BRIEF: Keep every line where the word "JSON" appears; drop the rest.

SOURCE DATA:
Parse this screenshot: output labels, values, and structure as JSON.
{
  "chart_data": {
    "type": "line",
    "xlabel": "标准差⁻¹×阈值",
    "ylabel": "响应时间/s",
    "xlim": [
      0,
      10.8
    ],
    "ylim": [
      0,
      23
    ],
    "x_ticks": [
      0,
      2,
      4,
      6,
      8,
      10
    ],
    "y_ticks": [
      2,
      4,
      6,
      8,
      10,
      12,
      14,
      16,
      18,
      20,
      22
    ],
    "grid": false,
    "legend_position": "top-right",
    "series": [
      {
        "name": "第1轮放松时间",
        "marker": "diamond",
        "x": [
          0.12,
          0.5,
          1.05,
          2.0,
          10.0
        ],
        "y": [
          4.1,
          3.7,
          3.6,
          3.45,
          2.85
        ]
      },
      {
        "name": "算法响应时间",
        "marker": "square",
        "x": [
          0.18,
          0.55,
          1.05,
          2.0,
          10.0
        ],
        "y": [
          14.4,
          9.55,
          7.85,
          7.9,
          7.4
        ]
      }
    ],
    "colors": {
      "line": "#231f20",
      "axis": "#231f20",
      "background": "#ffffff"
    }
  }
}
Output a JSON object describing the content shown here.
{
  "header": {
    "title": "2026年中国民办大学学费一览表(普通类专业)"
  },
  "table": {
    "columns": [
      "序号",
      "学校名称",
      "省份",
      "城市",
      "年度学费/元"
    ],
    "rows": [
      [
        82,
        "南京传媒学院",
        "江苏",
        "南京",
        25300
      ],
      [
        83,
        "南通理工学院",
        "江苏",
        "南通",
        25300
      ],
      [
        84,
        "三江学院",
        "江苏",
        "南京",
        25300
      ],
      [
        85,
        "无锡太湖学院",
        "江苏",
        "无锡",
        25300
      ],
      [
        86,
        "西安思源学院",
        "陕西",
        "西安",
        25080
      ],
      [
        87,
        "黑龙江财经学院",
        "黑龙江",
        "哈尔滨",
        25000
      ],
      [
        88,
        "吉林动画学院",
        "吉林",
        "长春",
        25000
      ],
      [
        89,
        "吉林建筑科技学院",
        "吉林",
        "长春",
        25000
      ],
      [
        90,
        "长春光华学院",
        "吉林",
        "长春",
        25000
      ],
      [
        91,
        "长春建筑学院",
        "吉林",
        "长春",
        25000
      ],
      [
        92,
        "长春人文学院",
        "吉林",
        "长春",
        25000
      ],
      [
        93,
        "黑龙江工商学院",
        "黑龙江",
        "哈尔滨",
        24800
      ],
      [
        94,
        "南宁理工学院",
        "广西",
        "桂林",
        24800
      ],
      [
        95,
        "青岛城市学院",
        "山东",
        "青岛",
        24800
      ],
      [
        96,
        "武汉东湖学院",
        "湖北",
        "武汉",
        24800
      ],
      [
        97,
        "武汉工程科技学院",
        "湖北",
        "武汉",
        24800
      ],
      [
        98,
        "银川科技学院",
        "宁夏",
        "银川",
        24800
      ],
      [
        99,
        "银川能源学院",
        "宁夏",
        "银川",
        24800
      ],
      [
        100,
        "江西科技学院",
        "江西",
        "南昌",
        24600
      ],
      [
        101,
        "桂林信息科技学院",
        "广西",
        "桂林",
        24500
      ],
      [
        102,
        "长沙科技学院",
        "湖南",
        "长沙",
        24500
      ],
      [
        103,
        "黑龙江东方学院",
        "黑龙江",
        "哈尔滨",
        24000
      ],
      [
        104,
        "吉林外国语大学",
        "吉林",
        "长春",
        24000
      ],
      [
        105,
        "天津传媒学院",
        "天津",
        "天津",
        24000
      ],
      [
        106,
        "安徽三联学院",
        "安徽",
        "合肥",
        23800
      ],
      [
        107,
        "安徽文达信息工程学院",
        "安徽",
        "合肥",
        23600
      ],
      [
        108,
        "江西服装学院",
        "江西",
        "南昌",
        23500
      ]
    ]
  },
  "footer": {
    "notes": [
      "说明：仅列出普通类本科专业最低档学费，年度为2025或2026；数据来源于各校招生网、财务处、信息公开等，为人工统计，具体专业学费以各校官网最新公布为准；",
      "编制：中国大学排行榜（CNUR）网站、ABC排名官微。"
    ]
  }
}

WORKED ANSWER:
Parse this screenshot: output labels, values, and structure as JSON.
Output a JSON object describing the content shown here.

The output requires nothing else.